--- START DATA TO PROCESS ---

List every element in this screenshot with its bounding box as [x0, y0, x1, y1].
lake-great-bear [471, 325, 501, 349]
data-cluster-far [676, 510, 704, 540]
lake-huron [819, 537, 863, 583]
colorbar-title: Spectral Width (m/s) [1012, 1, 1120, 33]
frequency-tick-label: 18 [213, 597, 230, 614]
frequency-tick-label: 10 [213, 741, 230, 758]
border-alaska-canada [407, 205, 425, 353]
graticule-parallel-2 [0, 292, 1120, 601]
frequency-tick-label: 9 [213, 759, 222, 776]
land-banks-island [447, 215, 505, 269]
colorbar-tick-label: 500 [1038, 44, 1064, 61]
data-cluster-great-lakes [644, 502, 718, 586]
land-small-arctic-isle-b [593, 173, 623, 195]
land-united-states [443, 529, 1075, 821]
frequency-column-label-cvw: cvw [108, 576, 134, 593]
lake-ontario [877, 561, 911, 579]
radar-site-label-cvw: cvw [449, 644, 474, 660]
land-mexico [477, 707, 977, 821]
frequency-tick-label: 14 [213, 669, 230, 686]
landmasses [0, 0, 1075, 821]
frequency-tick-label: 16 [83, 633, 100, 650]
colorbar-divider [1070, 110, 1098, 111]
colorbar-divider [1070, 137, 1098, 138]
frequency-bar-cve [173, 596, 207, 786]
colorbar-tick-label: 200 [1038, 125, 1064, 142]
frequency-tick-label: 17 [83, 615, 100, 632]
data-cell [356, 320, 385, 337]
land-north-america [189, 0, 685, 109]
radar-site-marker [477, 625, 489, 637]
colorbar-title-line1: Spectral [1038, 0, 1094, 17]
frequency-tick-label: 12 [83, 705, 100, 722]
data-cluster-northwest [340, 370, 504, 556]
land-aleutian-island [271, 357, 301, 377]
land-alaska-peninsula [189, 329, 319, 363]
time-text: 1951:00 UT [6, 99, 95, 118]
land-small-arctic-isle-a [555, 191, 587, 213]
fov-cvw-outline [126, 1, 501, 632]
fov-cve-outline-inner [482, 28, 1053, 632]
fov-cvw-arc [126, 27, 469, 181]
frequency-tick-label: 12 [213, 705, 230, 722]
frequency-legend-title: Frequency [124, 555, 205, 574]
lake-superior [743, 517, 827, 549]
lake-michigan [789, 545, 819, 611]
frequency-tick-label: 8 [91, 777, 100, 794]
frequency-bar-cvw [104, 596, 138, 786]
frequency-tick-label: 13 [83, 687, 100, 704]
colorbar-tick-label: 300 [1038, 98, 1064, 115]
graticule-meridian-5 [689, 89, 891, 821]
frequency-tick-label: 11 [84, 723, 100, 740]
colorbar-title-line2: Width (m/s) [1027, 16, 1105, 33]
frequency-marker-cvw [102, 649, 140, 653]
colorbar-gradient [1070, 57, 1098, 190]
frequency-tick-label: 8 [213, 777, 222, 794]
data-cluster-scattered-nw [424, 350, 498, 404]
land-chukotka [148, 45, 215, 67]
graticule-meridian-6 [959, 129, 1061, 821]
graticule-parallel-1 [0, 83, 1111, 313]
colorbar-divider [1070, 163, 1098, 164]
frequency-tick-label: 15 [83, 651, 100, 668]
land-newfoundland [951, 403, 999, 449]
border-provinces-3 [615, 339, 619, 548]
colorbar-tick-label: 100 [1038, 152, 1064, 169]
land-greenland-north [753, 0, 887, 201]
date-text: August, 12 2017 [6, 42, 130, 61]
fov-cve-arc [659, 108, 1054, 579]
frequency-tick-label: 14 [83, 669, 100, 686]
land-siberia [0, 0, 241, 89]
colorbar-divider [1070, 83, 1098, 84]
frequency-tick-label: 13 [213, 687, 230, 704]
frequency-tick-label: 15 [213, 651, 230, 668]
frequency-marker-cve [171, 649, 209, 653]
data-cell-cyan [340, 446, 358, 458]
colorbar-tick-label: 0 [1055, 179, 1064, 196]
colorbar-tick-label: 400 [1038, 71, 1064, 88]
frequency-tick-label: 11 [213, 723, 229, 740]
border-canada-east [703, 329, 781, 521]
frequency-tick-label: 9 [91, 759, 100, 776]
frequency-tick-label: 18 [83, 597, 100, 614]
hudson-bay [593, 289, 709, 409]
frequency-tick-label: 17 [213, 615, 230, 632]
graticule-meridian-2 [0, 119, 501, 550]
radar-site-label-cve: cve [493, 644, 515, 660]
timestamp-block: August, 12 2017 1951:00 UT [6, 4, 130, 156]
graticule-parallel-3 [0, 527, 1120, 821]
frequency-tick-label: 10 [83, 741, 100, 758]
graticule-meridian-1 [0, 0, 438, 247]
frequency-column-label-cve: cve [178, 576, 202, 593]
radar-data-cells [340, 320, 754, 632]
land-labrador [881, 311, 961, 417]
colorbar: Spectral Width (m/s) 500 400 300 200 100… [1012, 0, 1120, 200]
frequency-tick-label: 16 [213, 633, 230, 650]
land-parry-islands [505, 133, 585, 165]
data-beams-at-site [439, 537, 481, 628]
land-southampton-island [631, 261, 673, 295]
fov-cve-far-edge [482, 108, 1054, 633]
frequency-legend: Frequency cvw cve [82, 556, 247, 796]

--- END DATA TO PROCESS ---

Print these lines again exactly as they appear, from the first to the last.

List every element in this screenshot with its bounding box as [x0, y0, x1, y1].
lake-great-bear [471, 325, 501, 349]
data-cluster-far [676, 510, 704, 540]
lake-huron [819, 537, 863, 583]
colorbar-title: Spectral Width (m/s) [1012, 1, 1120, 33]
frequency-tick-label: 18 [213, 597, 230, 614]
frequency-tick-label: 10 [213, 741, 230, 758]
border-alaska-canada [407, 205, 425, 353]
graticule-parallel-2 [0, 292, 1120, 601]
frequency-tick-label: 9 [213, 759, 222, 776]
land-banks-island [447, 215, 505, 269]
colorbar-tick-label: 500 [1038, 44, 1064, 61]
data-cluster-great-lakes [644, 502, 718, 586]
land-small-arctic-isle-b [593, 173, 623, 195]
land-united-states [443, 529, 1075, 821]
frequency-column-label-cvw: cvw [108, 576, 134, 593]
lake-ontario [877, 561, 911, 579]
radar-site-label-cvw: cvw [449, 644, 474, 660]
land-mexico [477, 707, 977, 821]
frequency-tick-label: 14 [213, 669, 230, 686]
landmasses [0, 0, 1075, 821]
frequency-tick-label: 16 [83, 633, 100, 650]
colorbar-divider [1070, 110, 1098, 111]
colorbar-divider [1070, 137, 1098, 138]
frequency-bar-cve [173, 596, 207, 786]
colorbar-tick-label: 200 [1038, 125, 1064, 142]
frequency-tick-label: 17 [83, 615, 100, 632]
data-cell [356, 320, 385, 337]
land-north-america [189, 0, 685, 109]
radar-site-marker [477, 625, 489, 637]
colorbar-title-line1: Spectral [1038, 0, 1094, 17]
frequency-tick-label: 12 [83, 705, 100, 722]
data-cluster-northwest [340, 370, 504, 556]
land-aleutian-island [271, 357, 301, 377]
land-alaska-peninsula [189, 329, 319, 363]
time-text: 1951:00 UT [6, 99, 95, 118]
land-small-arctic-isle-a [555, 191, 587, 213]
fov-cvw-outline [126, 1, 501, 632]
fov-cve-outline-inner [482, 28, 1053, 632]
fov-cvw-arc [126, 27, 469, 181]
frequency-tick-label: 12 [213, 705, 230, 722]
frequency-legend-title: Frequency [124, 555, 205, 574]
lake-superior [743, 517, 827, 549]
lake-michigan [789, 545, 819, 611]
frequency-tick-label: 8 [91, 777, 100, 794]
frequency-bar-cvw [104, 596, 138, 786]
frequency-tick-label: 13 [83, 687, 100, 704]
colorbar-tick-label: 300 [1038, 98, 1064, 115]
graticule-meridian-5 [689, 89, 891, 821]
frequency-tick-label: 11 [84, 723, 100, 740]
colorbar-title-line2: Width (m/s) [1027, 16, 1105, 33]
frequency-marker-cvw [102, 649, 140, 653]
colorbar-gradient [1070, 57, 1098, 190]
frequency-tick-label: 8 [213, 777, 222, 794]
data-cluster-scattered-nw [424, 350, 498, 404]
land-chukotka [148, 45, 215, 67]
graticule-meridian-6 [959, 129, 1061, 821]
graticule-parallel-1 [0, 83, 1111, 313]
colorbar-divider [1070, 163, 1098, 164]
frequency-tick-label: 15 [83, 651, 100, 668]
land-newfoundland [951, 403, 999, 449]
border-provinces-3 [615, 339, 619, 548]
colorbar-tick-label: 100 [1038, 152, 1064, 169]
land-greenland-north [753, 0, 887, 201]
date-text: August, 12 2017 [6, 42, 130, 61]
fov-cve-arc [659, 108, 1054, 579]
frequency-tick-label: 14 [83, 669, 100, 686]
land-siberia [0, 0, 241, 89]
colorbar-divider [1070, 83, 1098, 84]
frequency-tick-label: 13 [213, 687, 230, 704]
frequency-tick-label: 15 [213, 651, 230, 668]
frequency-marker-cve [171, 649, 209, 653]
data-cell-cyan [340, 446, 358, 458]
colorbar-tick-label: 0 [1055, 179, 1064, 196]
colorbar-tick-label: 400 [1038, 71, 1064, 88]
frequency-tick-label: 11 [213, 723, 229, 740]
border-canada-east [703, 329, 781, 521]
frequency-tick-label: 9 [91, 759, 100, 776]
frequency-tick-label: 18 [83, 597, 100, 614]
hudson-bay [593, 289, 709, 409]
frequency-tick-label: 17 [213, 615, 230, 632]
graticule-meridian-2 [0, 119, 501, 550]
radar-site-label-cve: cve [493, 644, 515, 660]
timestamp-block: August, 12 2017 1951:00 UT [6, 4, 130, 156]
graticule-parallel-3 [0, 527, 1120, 821]
frequency-tick-label: 10 [83, 741, 100, 758]
graticule-meridian-1 [0, 0, 438, 247]
frequency-column-label-cve: cve [178, 576, 202, 593]
radar-data-cells [340, 320, 754, 632]
land-labrador [881, 311, 961, 417]
colorbar: Spectral Width (m/s) 500 400 300 200 100… [1012, 0, 1120, 200]
frequency-tick-label: 16 [213, 633, 230, 650]
land-parry-islands [505, 133, 585, 165]
data-beams-at-site [439, 537, 481, 628]
land-southampton-island [631, 261, 673, 295]
fov-cve-far-edge [482, 108, 1054, 633]
frequency-legend: Frequency cvw cve [82, 556, 247, 796]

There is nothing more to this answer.